# Problem details:
Every line below that mentions the word "content" should be copied out.

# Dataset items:

········

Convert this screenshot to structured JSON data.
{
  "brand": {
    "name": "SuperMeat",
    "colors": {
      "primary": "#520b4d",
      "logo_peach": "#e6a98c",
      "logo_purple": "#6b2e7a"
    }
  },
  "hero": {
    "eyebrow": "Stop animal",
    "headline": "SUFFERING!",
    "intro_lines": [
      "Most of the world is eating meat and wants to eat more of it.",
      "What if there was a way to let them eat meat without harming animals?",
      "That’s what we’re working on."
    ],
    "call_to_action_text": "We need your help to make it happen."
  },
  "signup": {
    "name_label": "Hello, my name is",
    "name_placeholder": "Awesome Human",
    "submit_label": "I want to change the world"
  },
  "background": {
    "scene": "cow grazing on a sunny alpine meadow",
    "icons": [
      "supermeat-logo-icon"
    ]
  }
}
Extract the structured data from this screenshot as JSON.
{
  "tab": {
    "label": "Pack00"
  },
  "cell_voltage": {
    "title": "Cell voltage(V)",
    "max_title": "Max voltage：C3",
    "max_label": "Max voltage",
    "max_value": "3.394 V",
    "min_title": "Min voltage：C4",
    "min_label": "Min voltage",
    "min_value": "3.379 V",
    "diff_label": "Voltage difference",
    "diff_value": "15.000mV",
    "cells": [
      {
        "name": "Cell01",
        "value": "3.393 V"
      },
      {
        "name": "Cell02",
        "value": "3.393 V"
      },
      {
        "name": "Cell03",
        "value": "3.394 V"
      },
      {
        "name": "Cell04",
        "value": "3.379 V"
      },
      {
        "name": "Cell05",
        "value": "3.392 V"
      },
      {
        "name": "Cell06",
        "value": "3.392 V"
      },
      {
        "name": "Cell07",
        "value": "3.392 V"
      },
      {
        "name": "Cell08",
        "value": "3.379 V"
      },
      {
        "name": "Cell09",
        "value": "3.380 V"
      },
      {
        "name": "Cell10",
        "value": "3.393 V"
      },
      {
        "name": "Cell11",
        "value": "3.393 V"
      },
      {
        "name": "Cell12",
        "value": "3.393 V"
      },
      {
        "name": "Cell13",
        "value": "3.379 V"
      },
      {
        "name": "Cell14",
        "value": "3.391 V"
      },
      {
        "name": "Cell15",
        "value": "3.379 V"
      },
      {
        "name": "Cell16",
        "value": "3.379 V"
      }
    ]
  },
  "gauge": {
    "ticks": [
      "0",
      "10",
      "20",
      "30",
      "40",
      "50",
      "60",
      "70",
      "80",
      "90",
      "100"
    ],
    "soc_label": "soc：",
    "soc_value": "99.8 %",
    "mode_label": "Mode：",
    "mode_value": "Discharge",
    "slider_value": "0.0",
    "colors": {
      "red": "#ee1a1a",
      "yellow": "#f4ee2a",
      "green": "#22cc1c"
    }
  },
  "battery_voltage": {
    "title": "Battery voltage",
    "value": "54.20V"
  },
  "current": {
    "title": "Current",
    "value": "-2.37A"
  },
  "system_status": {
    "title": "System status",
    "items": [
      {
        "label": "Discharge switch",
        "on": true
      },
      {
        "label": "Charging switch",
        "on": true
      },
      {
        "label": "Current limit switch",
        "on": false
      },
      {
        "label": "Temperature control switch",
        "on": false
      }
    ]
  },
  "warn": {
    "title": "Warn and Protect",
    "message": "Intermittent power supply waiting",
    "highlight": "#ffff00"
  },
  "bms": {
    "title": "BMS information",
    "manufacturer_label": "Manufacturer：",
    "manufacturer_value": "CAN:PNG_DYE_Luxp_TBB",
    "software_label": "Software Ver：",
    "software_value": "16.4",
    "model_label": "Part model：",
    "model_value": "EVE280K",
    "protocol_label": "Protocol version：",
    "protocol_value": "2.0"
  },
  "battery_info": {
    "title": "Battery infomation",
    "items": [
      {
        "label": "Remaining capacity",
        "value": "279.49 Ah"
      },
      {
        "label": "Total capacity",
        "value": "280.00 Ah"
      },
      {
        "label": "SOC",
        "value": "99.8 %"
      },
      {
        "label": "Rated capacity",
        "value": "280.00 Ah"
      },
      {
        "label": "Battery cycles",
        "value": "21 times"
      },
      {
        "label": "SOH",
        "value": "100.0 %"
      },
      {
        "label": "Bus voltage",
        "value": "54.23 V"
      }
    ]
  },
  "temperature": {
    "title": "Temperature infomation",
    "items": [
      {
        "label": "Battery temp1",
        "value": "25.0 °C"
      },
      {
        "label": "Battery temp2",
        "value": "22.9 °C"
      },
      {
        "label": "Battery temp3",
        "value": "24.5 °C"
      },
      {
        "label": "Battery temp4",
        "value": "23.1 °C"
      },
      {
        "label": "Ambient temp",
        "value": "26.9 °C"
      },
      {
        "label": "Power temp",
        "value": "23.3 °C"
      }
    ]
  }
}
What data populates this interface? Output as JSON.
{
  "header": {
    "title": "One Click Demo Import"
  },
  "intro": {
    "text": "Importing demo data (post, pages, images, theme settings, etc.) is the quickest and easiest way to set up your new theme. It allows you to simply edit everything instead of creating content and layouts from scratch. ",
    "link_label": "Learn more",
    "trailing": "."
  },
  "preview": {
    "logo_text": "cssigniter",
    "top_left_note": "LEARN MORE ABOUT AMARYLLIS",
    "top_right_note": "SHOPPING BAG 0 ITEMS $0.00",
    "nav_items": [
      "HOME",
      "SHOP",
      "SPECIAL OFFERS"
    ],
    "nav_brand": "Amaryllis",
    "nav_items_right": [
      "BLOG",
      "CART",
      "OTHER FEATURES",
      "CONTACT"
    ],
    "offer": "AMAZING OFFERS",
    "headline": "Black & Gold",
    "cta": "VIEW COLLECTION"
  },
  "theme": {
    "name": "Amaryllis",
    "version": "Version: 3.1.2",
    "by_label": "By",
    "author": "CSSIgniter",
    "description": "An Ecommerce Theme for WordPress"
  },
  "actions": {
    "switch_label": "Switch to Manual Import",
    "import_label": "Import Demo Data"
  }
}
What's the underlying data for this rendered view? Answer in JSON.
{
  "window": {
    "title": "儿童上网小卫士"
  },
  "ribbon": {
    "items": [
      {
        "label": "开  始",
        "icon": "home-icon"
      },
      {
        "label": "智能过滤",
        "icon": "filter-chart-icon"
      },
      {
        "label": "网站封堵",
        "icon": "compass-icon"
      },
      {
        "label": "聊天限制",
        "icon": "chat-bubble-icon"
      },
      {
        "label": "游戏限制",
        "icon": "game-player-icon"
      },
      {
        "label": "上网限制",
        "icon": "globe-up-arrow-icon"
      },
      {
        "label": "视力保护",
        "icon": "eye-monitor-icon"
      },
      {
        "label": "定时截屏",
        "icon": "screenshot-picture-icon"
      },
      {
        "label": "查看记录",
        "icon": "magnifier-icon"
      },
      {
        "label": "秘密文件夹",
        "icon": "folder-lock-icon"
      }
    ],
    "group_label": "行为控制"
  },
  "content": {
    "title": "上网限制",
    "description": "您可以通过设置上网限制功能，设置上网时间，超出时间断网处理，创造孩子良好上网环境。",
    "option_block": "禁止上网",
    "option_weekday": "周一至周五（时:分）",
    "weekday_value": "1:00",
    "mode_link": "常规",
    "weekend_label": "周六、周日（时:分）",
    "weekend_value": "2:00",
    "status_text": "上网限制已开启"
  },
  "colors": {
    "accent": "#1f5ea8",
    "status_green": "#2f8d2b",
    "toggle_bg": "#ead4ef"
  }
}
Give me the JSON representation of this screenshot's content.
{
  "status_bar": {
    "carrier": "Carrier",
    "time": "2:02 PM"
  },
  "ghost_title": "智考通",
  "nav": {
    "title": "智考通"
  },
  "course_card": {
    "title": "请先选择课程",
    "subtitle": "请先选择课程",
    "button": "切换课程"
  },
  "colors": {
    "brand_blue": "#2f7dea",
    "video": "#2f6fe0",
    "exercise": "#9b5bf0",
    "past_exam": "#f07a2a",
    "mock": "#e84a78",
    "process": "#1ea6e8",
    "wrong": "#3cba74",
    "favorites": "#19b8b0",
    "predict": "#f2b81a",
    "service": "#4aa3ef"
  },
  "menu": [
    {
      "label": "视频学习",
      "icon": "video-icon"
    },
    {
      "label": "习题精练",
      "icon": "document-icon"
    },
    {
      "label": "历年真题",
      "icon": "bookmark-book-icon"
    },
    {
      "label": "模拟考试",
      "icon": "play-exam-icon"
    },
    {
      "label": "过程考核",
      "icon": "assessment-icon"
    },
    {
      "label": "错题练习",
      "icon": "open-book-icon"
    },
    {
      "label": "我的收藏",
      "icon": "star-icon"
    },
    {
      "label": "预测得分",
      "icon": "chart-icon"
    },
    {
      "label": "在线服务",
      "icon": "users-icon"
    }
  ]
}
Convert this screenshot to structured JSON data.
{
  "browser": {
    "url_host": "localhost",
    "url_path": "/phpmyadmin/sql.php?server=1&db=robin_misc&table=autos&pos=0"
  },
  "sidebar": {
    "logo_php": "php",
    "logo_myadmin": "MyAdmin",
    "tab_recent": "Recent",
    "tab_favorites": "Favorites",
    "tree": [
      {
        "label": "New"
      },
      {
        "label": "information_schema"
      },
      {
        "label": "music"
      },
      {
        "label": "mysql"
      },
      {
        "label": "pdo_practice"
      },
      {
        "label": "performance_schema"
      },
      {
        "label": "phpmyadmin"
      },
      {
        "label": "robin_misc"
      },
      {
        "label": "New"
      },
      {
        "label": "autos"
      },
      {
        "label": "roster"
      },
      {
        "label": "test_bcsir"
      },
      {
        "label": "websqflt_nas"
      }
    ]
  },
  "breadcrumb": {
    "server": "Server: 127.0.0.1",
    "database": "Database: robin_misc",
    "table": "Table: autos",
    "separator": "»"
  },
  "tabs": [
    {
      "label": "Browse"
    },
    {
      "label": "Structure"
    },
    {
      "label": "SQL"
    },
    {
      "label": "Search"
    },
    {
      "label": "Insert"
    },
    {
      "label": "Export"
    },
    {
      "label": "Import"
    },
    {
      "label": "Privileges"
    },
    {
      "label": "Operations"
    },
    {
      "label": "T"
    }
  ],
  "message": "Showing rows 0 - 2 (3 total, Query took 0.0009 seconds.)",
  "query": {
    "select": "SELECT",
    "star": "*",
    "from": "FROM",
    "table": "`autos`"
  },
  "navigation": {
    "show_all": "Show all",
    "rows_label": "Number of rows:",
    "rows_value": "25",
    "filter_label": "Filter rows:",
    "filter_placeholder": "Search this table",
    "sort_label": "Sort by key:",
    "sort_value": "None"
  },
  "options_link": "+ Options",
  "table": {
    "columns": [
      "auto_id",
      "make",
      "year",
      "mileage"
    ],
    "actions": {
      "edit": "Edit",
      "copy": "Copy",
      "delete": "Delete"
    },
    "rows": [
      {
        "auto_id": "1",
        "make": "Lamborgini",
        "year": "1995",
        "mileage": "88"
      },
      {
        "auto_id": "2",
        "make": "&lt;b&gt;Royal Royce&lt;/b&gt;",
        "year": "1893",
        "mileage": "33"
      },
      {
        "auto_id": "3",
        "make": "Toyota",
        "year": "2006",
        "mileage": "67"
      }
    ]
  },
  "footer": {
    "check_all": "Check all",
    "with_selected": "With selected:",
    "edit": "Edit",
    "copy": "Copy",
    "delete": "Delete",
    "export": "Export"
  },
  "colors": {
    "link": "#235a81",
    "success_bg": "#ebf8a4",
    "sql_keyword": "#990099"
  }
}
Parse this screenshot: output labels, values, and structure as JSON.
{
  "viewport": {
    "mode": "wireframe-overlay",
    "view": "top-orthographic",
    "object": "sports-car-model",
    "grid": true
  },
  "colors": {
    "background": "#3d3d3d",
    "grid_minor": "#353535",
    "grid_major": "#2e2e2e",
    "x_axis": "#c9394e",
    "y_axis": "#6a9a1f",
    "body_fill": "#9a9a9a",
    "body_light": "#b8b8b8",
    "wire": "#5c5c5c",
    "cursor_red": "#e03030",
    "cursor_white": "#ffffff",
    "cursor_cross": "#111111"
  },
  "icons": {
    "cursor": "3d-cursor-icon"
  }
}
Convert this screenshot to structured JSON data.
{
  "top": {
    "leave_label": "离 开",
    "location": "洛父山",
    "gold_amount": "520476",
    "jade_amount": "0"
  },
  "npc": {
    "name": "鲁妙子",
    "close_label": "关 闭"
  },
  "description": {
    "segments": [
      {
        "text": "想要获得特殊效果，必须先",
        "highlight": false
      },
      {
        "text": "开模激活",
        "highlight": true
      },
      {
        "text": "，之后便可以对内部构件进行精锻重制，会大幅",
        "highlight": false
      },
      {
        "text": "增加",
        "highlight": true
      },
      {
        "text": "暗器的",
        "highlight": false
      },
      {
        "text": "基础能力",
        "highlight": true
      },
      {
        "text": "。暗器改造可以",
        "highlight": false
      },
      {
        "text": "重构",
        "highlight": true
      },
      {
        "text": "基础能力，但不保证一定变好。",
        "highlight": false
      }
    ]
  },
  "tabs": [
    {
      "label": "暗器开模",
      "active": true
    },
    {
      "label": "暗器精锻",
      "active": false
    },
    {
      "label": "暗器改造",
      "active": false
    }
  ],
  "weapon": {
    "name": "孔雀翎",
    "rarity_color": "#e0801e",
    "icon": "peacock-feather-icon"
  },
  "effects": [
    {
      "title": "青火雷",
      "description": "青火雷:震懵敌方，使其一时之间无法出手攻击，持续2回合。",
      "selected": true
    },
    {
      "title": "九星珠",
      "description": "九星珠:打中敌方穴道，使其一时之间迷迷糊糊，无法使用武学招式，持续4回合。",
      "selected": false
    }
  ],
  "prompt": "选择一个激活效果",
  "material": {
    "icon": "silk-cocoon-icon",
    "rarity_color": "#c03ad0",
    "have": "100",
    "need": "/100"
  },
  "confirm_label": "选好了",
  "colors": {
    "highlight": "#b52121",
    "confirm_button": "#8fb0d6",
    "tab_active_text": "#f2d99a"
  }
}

········

# Written answer:
    "text": "Importing demo data (post, pages, images, theme settings, etc.) is the quickest and easiest way to set up your new theme. It allows you to simply edit everything instead of creating content and layouts from scratch. ",
  "content": {
Give me the JSON representation of this screenshot's content.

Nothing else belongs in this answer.